START DATA LINES

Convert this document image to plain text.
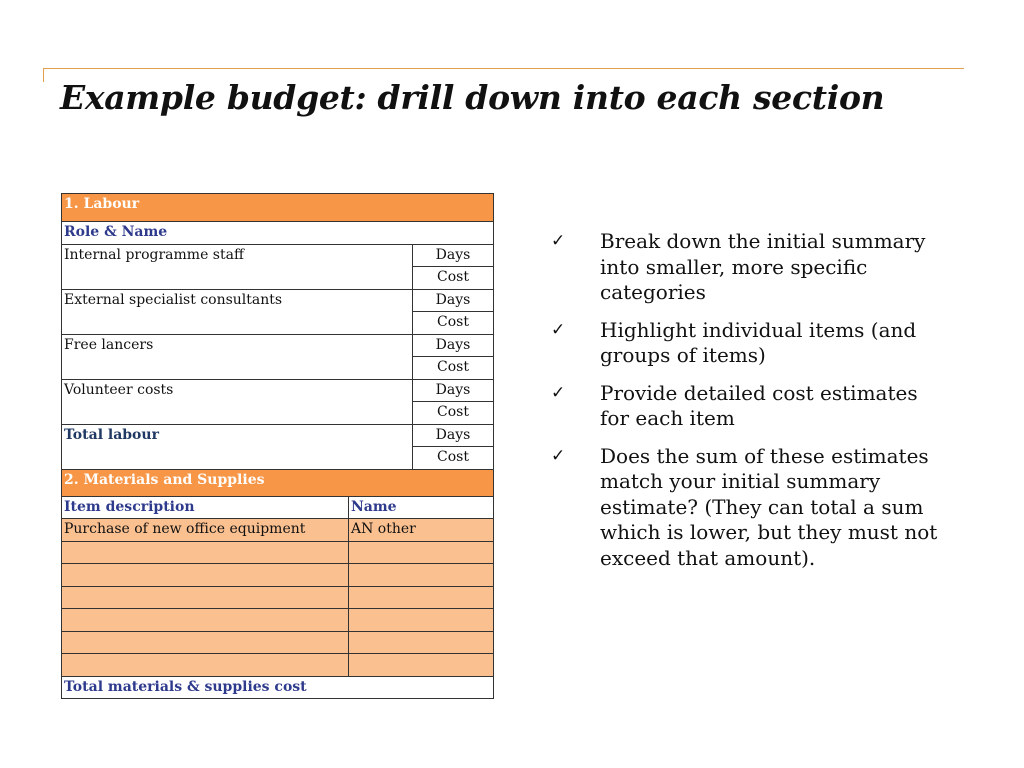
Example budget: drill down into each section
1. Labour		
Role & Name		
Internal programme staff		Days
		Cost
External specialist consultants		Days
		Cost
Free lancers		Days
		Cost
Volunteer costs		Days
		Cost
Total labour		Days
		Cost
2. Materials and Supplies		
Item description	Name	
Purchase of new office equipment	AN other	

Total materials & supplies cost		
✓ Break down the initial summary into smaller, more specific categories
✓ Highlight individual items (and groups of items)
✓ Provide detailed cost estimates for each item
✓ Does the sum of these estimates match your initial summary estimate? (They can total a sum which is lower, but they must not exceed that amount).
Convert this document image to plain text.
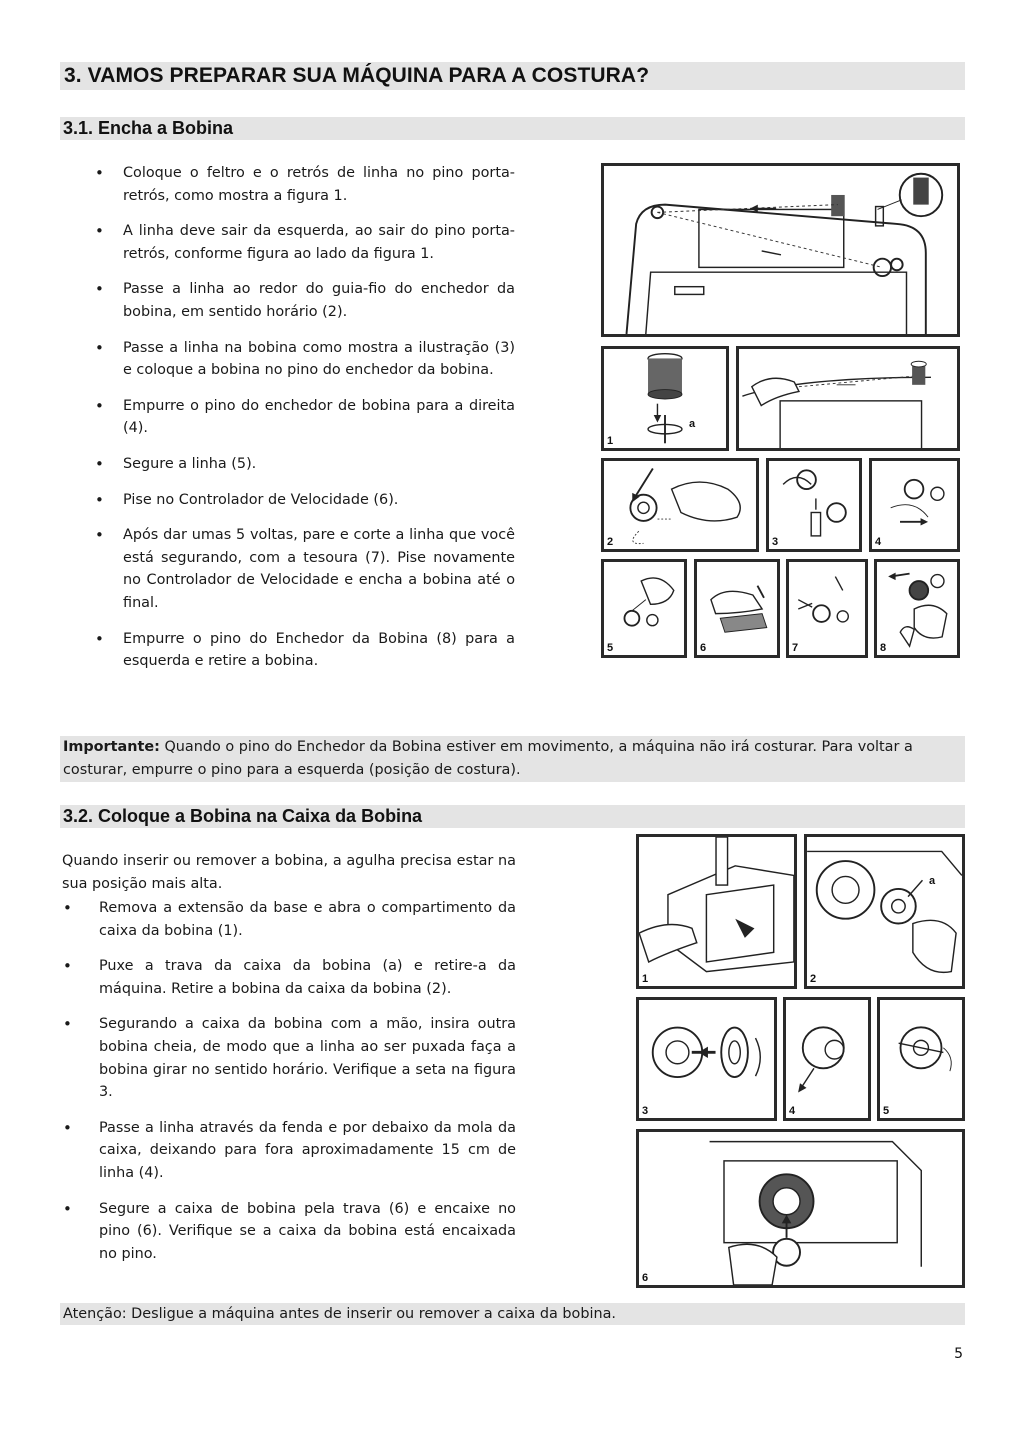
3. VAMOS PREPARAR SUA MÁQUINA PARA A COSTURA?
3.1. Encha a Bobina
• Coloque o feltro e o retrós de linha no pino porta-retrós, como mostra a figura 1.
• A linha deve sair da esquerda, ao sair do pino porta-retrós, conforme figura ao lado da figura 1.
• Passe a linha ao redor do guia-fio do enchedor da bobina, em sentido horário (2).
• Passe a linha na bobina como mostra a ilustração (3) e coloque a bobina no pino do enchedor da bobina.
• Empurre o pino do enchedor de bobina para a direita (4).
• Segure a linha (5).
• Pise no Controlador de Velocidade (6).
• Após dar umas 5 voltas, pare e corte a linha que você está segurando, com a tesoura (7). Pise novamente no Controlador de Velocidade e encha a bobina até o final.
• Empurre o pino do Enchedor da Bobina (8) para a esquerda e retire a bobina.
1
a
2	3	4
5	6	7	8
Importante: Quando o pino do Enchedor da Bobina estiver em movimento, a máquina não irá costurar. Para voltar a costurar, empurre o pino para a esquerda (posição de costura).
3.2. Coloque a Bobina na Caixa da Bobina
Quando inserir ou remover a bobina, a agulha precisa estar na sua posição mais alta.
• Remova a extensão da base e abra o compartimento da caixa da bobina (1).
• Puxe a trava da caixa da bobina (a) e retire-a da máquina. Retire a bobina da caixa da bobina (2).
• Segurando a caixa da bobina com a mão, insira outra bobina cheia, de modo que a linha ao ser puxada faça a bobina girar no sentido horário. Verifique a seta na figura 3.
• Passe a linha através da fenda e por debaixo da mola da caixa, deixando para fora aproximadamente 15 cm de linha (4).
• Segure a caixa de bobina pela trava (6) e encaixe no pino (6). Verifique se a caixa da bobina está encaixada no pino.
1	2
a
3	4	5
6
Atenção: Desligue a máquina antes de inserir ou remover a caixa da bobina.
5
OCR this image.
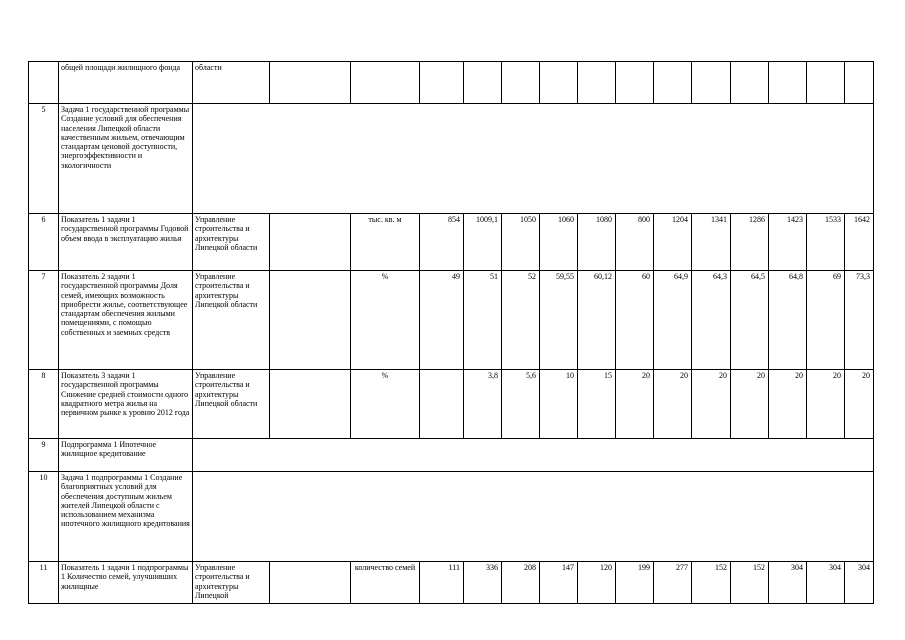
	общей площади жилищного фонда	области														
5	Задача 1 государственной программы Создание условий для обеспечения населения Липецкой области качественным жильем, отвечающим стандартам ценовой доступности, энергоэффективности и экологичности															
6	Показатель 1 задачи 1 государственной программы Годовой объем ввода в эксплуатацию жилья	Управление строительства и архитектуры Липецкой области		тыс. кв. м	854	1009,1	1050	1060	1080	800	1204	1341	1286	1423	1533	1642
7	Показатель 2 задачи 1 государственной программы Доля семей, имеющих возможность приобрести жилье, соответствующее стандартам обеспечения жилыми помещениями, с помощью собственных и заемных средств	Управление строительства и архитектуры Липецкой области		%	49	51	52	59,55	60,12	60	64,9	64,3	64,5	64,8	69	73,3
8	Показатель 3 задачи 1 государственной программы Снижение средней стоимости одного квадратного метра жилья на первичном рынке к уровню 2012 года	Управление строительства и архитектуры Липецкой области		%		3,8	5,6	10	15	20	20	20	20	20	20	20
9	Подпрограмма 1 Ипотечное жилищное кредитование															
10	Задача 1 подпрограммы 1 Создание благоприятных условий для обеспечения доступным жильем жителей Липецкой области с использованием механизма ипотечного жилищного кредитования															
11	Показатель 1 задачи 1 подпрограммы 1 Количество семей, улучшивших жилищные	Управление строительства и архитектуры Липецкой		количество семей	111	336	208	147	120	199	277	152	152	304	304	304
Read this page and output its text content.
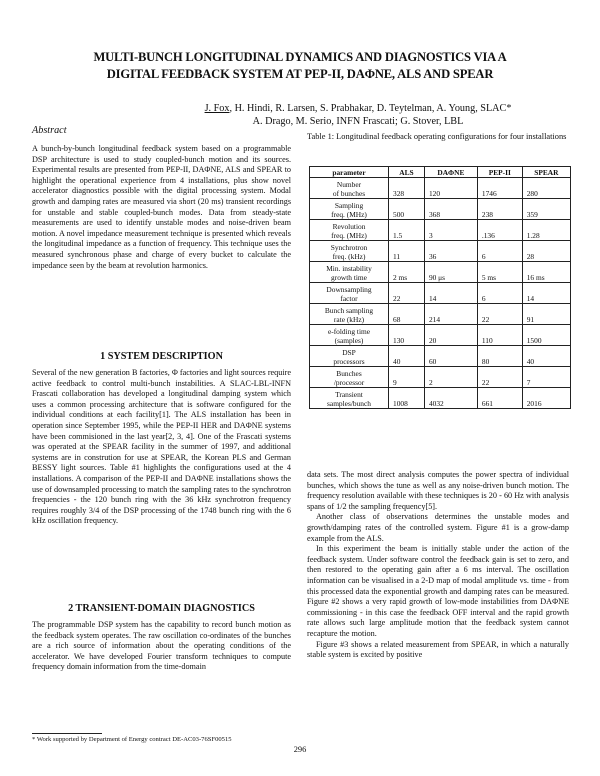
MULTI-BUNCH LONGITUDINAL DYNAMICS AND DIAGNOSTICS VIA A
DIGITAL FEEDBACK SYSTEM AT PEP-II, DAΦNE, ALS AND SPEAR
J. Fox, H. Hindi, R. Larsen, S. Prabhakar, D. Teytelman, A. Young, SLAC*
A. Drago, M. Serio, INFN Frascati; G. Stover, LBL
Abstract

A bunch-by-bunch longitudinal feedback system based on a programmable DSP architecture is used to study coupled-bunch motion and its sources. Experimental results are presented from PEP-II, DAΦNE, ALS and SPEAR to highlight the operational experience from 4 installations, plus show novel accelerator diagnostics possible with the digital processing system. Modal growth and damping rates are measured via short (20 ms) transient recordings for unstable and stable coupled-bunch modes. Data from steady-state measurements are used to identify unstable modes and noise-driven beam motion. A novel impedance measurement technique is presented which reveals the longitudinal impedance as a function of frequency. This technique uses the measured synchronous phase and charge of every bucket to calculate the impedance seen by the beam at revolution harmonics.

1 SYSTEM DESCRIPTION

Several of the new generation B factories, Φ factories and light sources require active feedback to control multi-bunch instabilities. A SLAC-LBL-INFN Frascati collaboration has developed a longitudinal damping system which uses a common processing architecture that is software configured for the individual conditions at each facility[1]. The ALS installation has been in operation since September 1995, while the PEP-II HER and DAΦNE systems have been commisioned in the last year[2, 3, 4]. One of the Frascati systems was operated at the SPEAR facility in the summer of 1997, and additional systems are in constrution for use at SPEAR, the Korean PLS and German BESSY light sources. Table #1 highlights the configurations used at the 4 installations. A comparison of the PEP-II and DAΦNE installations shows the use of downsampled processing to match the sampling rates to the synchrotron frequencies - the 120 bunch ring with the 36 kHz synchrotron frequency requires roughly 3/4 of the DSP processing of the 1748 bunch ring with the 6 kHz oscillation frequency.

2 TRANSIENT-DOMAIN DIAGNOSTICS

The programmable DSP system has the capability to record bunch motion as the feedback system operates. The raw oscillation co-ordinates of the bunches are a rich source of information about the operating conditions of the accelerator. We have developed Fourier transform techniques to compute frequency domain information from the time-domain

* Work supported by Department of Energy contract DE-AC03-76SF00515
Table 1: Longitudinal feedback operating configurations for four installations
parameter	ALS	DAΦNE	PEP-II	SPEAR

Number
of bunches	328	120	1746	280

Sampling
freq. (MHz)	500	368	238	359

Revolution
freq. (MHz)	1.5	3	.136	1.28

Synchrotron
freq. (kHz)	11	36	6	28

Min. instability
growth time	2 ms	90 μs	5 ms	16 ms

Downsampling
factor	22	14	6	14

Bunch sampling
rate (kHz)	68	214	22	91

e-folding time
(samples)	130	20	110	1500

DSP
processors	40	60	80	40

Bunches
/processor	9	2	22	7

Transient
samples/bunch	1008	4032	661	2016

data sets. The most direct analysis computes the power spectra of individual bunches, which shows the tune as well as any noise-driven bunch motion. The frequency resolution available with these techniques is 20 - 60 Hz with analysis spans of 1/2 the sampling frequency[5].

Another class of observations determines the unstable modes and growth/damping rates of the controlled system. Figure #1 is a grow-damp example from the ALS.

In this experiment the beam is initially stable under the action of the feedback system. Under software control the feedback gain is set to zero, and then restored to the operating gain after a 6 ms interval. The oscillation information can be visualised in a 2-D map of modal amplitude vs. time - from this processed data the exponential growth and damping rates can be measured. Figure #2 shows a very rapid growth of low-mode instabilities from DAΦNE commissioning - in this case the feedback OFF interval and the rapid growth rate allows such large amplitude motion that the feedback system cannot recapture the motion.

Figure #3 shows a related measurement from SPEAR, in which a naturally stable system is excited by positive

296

END DATA LINES

EXERCISE INSTRUCTIONS -> Retype every entry verbatim and exclude the pictures from the copy.

OUTPUT OF THE TASK ->
Convert this document image to plain text.
Example budget: drill down into each section
1. Labour		
Role & Name		
Internal programme staff		Days
		Cost
External specialist consultants		Days
		Cost
Free lancers		Days
		Cost
Volunteer costs		Days
		Cost
Total labour		Days
		Cost
2. Materials and Supplies		
Item description	Name	
Purchase of new office equipment	AN other	

Total materials & supplies cost		
✓ Break down the initial summary into smaller, more specific categories
✓ Highlight individual items (and groups of items)
✓ Provide detailed cost estimates for each item
✓ Does the sum of these estimates match your initial summary estimate? (They can total a sum which is lower, but they must not exceed that amount).
Convert this document image to plain text.
3. VAMOS PREPARAR SUA MÁQUINA PARA A COSTURA?
3.1. Encha a Bobina
• Coloque o feltro e o retrós de linha no pino porta-retrós, como mostra a figura 1.
• A linha deve sair da esquerda, ao sair do pino porta-retrós, conforme figura ao lado da figura 1.
• Passe a linha ao redor do guia-fio do enchedor da bobina, em sentido horário (2).
• Passe a linha na bobina como mostra a ilustração (3) e coloque a bobina no pino do enchedor da bobina.
• Empurre o pino do enchedor de bobina para a direita (4).
• Segure a linha (5).
• Pise no Controlador de Velocidade (6).
• Após dar umas 5 voltas, pare e corte a linha que você está segurando, com a tesoura (7). Pise novamente no Controlador de Velocidade e encha a bobina até o final.
• Empurre o pino do Enchedor da Bobina (8) para a esquerda e retire a bobina.
1
a
2	3	4
5	6	7	8
Importante: Quando o pino do Enchedor da Bobina estiver em movimento, a máquina não irá costurar. Para voltar a costurar, empurre o pino para a esquerda (posição de costura).
3.2. Coloque a Bobina na Caixa da Bobina
Quando inserir ou remover a bobina, a agulha precisa estar na sua posição mais alta.
• Remova a extensão da base e abra o compartimento da caixa da bobina (1).
• Puxe a trava da caixa da bobina (a) e retire-a da máquina. Retire a bobina da caixa da bobina (2).
• Segurando a caixa da bobina com a mão, insira outra bobina cheia, de modo que a linha ao ser puxada faça a bobina girar no sentido horário. Verifique a seta na figura 3.
• Passe a linha através da fenda e por debaixo da mola da caixa, deixando para fora aproximadamente 15 cm de linha (4).
• Segure a caixa de bobina pela trava (6) e encaixe no pino (6). Verifique se a caixa da bobina está encaixada no pino.
1	2
a
3	4	5
6
Atenção: Desligue a máquina antes de inserir ou remover a caixa da bobina.
5
OCR this image.
	общей площади жилищного фонда	области														
5	Задача 1 государственной программы Создание условий для обеспечения населения Липецкой области качественным жильем, отвечающим стандартам ценовой доступности, энергоэффективности и экологичности															
6	Показатель 1 задачи 1 государственной программы Годовой объем ввода в эксплуатацию жилья	Управление строительства и архитектуры Липецкой области		тыс. кв. м	854	1009,1	1050	1060	1080	800	1204	1341	1286	1423	1533	1642
7	Показатель 2 задачи 1 государственной программы Доля семей, имеющих возможность приобрести жилье, соответствующее стандартам обеспечения жилыми помещениями, с помощью собственных и заемных средств	Управление строительства и архитектуры Липецкой области		%	49	51	52	59,55	60,12	60	64,9	64,3	64,5	64,8	69	73,3
8	Показатель 3 задачи 1 государственной программы Снижение средней стоимости одного квадратного метра жилья на первичном рынке к уровню 2012 года	Управление строительства и архитектуры Липецкой области		%		3,8	5,6	10	15	20	20	20	20	20	20	20
9	Подпрограмма 1 Ипотечное жилищное кредитование															
10	Задача 1 подпрограммы 1 Создание благоприятных условий для обеспечения доступным жильем жителей Липецкой области с использованием механизма ипотечного жилищного кредитования															
11	Показатель 1 задачи 1 подпрограммы 1 Количество семей, улучшивших жилищные	Управление строительства и архитектуры Липецкой		количество семей	111	336	208	147	120	199	277	152	152	304	304	304
Read this page and output its text content.
MULTI-BUNCH LONGITUDINAL DYNAMICS AND DIAGNOSTICS VIA A
DIGITAL FEEDBACK SYSTEM AT PEP-II, DAΦNE, ALS AND SPEAR
J. Fox, H. Hindi, R. Larsen, S. Prabhakar, D. Teytelman, A. Young, SLAC*
A. Drago, M. Serio, INFN Frascati; G. Stover, LBL
Abstract

A bunch-by-bunch longitudinal feedback system based on a programmable DSP architecture is used to study coupled-bunch motion and its sources. Experimental results are presented from PEP-II, DAΦNE, ALS and SPEAR to highlight the operational experience from 4 installations, plus show novel accelerator diagnostics possible with the digital processing system. Modal growth and damping rates are measured via short (20 ms) transient recordings for unstable and stable coupled-bunch modes. Data from steady-state measurements are used to identify unstable modes and noise-driven beam motion. A novel impedance measurement technique is presented which reveals the longitudinal impedance as a function of frequency. This technique uses the measured synchronous phase and charge of every bucket to calculate the impedance seen by the beam at revolution harmonics.

1 SYSTEM DESCRIPTION

Several of the new generation B factories, Φ factories and light sources require active feedback to control multi-bunch instabilities. A SLAC-LBL-INFN Frascati collaboration has developed a longitudinal damping system which uses a common processing architecture that is software configured for the individual conditions at each facility[1]. The ALS installation has been in operation since September 1995, while the PEP-II HER and DAΦNE systems have been commisioned in the last year[2, 3, 4]. One of the Frascati systems was operated at the SPEAR facility in the summer of 1997, and additional systems are in constrution for use at SPEAR, the Korean PLS and German BESSY light sources. Table #1 highlights the configurations used at the 4 installations. A comparison of the PEP-II and DAΦNE installations shows the use of downsampled processing to match the sampling rates to the synchrotron frequencies - the 120 bunch ring with the 36 kHz synchrotron frequency requires roughly 3/4 of the DSP processing of the 1748 bunch ring with the 6 kHz oscillation frequency.

2 TRANSIENT-DOMAIN DIAGNOSTICS

The programmable DSP system has the capability to record bunch motion as the feedback system operates. The raw oscillation co-ordinates of the bunches are a rich source of information about the operating conditions of the accelerator. We have developed Fourier transform techniques to compute frequency domain information from the time-domain

* Work supported by Department of Energy contract DE-AC03-76SF00515
Table 1: Longitudinal feedback operating configurations for four installations
parameter	ALS	DAΦNE	PEP-II	SPEAR

Number
of bunches	328	120	1746	280

Sampling
freq. (MHz)	500	368	238	359

Revolution
freq. (MHz)	1.5	3	.136	1.28

Synchrotron
freq. (kHz)	11	36	6	28

Min. instability
growth time	2 ms	90 μs	5 ms	16 ms

Downsampling
factor	22	14	6	14

Bunch sampling
rate (kHz)	68	214	22	91

e-folding time
(samples)	130	20	110	1500

DSP
processors	40	60	80	40

Bunches
/processor	9	2	22	7

Transient
samples/bunch	1008	4032	661	2016

data sets. The most direct analysis computes the power spectra of individual bunches, which shows the tune as well as any noise-driven bunch motion. The frequency resolution available with these techniques is 20 - 60 Hz with analysis spans of 1/2 the sampling frequency[5].

Another class of observations determines the unstable modes and growth/damping rates of the controlled system. Figure #1 is a grow-damp example from the ALS.

In this experiment the beam is initially stable under the action of the feedback system. Under software control the feedback gain is set to zero, and then restored to the operating gain after a 6 ms interval. The oscillation information can be visualised in a 2-D map of modal amplitude vs. time - from this processed data the exponential growth and damping rates can be measured. Figure #2 shows a very rapid growth of low-mode instabilities from DAΦNE commissioning - in this case the feedback OFF interval and the rapid growth rate allows such large amplitude motion that the feedback system cannot recapture the motion.

Figure #3 shows a related measurement from SPEAR, in which a naturally stable system is excited by positive

296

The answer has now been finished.